*The request*
Your task is to reproduce the material exactly.

*Record extracts*
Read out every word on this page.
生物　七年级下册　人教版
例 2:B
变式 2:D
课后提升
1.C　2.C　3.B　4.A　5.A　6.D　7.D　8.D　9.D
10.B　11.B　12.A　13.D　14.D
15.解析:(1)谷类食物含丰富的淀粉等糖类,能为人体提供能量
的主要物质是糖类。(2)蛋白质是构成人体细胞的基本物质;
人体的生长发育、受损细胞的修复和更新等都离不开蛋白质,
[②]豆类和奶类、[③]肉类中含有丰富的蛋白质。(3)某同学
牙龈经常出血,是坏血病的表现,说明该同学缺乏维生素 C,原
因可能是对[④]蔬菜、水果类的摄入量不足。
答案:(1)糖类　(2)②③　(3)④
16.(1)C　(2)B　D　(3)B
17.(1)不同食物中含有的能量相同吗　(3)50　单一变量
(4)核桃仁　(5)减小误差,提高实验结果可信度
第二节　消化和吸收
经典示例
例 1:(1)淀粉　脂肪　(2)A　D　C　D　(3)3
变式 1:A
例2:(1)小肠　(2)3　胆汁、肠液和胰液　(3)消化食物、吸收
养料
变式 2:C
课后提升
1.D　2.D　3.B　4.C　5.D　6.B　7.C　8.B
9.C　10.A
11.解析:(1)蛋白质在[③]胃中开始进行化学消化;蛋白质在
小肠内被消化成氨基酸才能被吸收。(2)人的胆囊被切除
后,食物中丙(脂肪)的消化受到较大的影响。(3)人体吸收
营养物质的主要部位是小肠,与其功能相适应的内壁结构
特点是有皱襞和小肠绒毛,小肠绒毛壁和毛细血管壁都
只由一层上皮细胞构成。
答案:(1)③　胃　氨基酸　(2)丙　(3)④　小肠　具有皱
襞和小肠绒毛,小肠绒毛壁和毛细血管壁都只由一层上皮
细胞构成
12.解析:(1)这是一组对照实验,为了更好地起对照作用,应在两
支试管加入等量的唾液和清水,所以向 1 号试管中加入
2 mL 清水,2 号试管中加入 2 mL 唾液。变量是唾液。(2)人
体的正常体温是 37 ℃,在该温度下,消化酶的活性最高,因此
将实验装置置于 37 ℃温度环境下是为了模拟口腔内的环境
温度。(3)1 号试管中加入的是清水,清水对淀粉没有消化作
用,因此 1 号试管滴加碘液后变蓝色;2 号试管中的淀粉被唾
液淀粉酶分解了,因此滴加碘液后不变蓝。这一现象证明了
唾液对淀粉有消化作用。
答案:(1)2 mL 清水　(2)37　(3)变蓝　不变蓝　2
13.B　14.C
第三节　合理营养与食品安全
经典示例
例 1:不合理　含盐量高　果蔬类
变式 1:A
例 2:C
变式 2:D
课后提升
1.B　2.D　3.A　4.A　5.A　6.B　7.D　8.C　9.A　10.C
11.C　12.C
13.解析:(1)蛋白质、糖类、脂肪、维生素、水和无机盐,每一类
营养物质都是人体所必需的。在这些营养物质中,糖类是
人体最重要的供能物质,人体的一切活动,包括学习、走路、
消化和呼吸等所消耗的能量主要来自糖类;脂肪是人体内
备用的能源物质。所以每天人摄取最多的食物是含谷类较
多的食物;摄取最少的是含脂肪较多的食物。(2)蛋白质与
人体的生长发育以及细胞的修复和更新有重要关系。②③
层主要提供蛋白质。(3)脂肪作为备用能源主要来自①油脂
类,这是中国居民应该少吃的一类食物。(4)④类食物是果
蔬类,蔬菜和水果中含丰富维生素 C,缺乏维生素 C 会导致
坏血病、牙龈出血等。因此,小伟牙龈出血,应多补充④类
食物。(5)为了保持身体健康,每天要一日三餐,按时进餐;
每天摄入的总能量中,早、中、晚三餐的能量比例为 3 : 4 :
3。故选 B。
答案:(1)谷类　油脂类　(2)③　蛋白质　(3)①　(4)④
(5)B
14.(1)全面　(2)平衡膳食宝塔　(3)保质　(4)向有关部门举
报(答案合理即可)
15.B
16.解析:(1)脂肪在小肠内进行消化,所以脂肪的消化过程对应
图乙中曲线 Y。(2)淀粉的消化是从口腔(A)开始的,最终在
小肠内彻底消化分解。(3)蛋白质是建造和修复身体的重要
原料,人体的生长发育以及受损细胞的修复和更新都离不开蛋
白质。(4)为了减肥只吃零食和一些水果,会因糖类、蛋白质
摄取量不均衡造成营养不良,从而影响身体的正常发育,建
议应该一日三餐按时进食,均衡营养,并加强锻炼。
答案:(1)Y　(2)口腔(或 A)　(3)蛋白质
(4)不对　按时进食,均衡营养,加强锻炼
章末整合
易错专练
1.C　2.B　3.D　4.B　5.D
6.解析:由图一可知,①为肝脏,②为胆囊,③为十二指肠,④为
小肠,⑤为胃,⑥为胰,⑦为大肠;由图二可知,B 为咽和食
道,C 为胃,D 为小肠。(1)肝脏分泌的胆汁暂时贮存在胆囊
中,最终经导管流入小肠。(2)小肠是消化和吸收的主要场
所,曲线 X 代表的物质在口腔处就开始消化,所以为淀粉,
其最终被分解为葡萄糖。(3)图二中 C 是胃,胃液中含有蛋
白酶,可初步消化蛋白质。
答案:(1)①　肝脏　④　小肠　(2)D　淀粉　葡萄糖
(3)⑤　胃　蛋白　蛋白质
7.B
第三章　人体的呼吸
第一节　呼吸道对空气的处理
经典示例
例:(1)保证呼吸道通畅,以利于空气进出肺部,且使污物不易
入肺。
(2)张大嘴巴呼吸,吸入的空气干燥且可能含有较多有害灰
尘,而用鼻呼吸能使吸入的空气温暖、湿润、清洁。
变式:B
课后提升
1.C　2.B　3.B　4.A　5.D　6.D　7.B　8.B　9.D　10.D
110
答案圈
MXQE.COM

*Full output*
Read out every word on this page.
生物　七年级下册　人教版
例 2:B
变式 2:D
课后提升
1.C　2.C　3.B　4.A　5.A　6.D　7.D　8.D　9.D
10.B　11.B　12.A　13.D　14.D
15.解析:(1)谷类食物含丰富的淀粉等糖类,能为人体提供能量
的主要物质是糖类。(2)蛋白质是构成人体细胞的基本物质;
人体的生长发育、受损细胞的修复和更新等都离不开蛋白质,
[②]豆类和奶类、[③]肉类中含有丰富的蛋白质。(3)某同学
牙龈经常出血,是坏血病的表现,说明该同学缺乏维生素 C,原
因可能是对[④]蔬菜、水果类的摄入量不足。
答案:(1)糖类　(2)②③　(3)④
16.(1)C　(2)B　D　(3)B
17.(1)不同食物中含有的能量相同吗　(3)50　单一变量
(4)核桃仁　(5)减小误差,提高实验结果可信度
第二节　消化和吸收
经典示例
例 1:(1)淀粉　脂肪　(2)A　D　C　D　(3)3
变式 1:A
例2:(1)小肠　(2)3　胆汁、肠液和胰液　(3)消化食物、吸收
养料
变式 2:C
课后提升
1.D　2.D　3.B　4.C　5.D　6.B　7.C　8.B
9.C　10.A
11.解析:(1)蛋白质在[③]胃中开始进行化学消化;蛋白质在
小肠内被消化成氨基酸才能被吸收。(2)人的胆囊被切除
后,食物中丙(脂肪)的消化受到较大的影响。(3)人体吸收
营养物质的主要部位是小肠,与其功能相适应的内壁结构
特点是有皱襞和小肠绒毛,小肠绒毛壁和毛细血管壁都
只由一层上皮细胞构成。
答案:(1)③　胃　氨基酸　(2)丙　(3)④　小肠　具有皱
襞和小肠绒毛,小肠绒毛壁和毛细血管壁都只由一层上皮
细胞构成
12.解析:(1)这是一组对照实验,为了更好地起对照作用,应在两
支试管加入等量的唾液和清水,所以向 1 号试管中加入
2 mL 清水,2 号试管中加入 2 mL 唾液。变量是唾液。(2)人
体的正常体温是 37 ℃,在该温度下,消化酶的活性最高,因此
将实验装置置于 37 ℃温度环境下是为了模拟口腔内的环境
温度。(3)1 号试管中加入的是清水,清水对淀粉没有消化作
用,因此 1 号试管滴加碘液后变蓝色;2 号试管中的淀粉被唾
液淀粉酶分解了,因此滴加碘液后不变蓝。这一现象证明了
唾液对淀粉有消化作用。
答案:(1)2 mL 清水　(2)37　(3)变蓝　不变蓝　2
13.B　14.C
第三节　合理营养与食品安全
经典示例
例 1:不合理　含盐量高　果蔬类
变式 1:A
例 2:C
变式 2:D
课后提升
1.B　2.D　3.A　4.A　5.A　6.B　7.D　8.C　9.A　10.C
11.C　12.C
13.解析:(1)蛋白质、糖类、脂肪、维生素、水和无机盐,每一类
营养物质都是人体所必需的。在这些营养物质中,糖类是
人体最重要的供能物质,人体的一切活动,包括学习、走路、
消化和呼吸等所消耗的能量主要来自糖类;脂肪是人体内
备用的能源物质。所以每天人摄取最多的食物是含谷类较
多的食物;摄取最少的是含脂肪较多的食物。(2)蛋白质与
人体的生长发育以及细胞的修复和更新有重要关系。②③
层主要提供蛋白质。(3)脂肪作为备用能源主要来自①油脂
类,这是中国居民应该少吃的一类食物。(4)④类食物是果
蔬类,蔬菜和水果中含丰富维生素 C,缺乏维生素 C 会导致
坏血病、牙龈出血等。因此,小伟牙龈出血,应多补充④类
食物。(5)为了保持身体健康,每天要一日三餐,按时进餐;
每天摄入的总能量中,早、中、晚三餐的能量比例为 3 : 4 :
3。故选 B。
答案:(1)谷类　油脂类　(2)③　蛋白质　(3)①　(4)④
(5)B
14.(1)全面　(2)平衡膳食宝塔　(3)保质　(4)向有关部门举
报(答案合理即可)
15.B
16.解析:(1)脂肪在小肠内进行消化,所以脂肪的消化过程对应
图乙中曲线 Y。(2)淀粉的消化是从口腔(A)开始的,最终在
小肠内彻底消化分解。(3)蛋白质是建造和修复身体的重要
原料,人体的生长发育以及受损细胞的修复和更新都离不开蛋
白质。(4)为了减肥只吃零食和一些水果,会因糖类、蛋白质
摄取量不均衡造成营养不良,从而影响身体的正常发育,建
议应该一日三餐按时进食,均衡营养,并加强锻炼。
答案:(1)Y　(2)口腔(或 A)　(3)蛋白质
(4)不对　按时进食,均衡营养,加强锻炼
章末整合
易错专练
1.C　2.B　3.D　4.B　5.D
6.解析:由图一可知,①为肝脏,②为胆囊,③为十二指肠,④为
小肠,⑤为胃,⑥为胰,⑦为大肠;由图二可知,B 为咽和食
道,C 为胃,D 为小肠。(1)肝脏分泌的胆汁暂时贮存在胆囊
中,最终经导管流入小肠。(2)小肠是消化和吸收的主要场
所,曲线 X 代表的物质在口腔处就开始消化,所以为淀粉,
其最终被分解为葡萄糖。(3)图二中 C 是胃,胃液中含有蛋
白酶,可初步消化蛋白质。
答案:(1)①　肝脏　④　小肠　(2)D　淀粉　葡萄糖
(3)⑤　胃　蛋白　蛋白质
7.B
第三章　人体的呼吸
第一节　呼吸道对空气的处理
经典示例
例:(1)保证呼吸道通畅,以利于空气进出肺部,且使污物不易
入肺。
(2)张大嘴巴呼吸,吸入的空气干燥且可能含有较多有害灰
尘,而用鼻呼吸能使吸入的空气温暖、湿润、清洁。
变式:B
课后提升
1.C　2.B　3.B　4.A　5.D　6.D　7.B　8.B　9.D　10.D
110
答案圈
MXQE.COM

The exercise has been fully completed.